Data records
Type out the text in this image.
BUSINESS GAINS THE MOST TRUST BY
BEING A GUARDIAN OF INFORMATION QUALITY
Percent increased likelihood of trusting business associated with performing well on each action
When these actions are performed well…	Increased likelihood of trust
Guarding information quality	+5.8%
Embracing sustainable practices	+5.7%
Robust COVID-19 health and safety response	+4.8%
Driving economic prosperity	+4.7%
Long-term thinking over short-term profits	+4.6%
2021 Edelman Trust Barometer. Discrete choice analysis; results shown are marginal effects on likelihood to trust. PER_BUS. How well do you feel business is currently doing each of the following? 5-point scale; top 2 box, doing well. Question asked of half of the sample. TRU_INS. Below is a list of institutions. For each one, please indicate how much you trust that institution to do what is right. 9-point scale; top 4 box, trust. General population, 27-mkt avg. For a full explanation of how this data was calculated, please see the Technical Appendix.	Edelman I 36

INSTRUCTIONS TO FOLLOW ::
Look through the data and show every line containing "this".

EXERCISE OUTPUT ::
Type out the text in this image.
2021 Edelman Trust Barometer. Discrete choice analysis; results shown are marginal effects on likelihood to trust. PER_BUS. How well do you feel business is currently doing each of the following? 5-point scale; top 2 box, doing well. Question asked of half of the sample. TRU_INS. Below is a list of institutions. For each one, please indicate how much you trust that institution to do what is right. 9-point scale; top 4 box, trust. General population, 27-mkt avg. For a full explanation of how this data was calculated, please see the Technical Appendix.	Edelman I 36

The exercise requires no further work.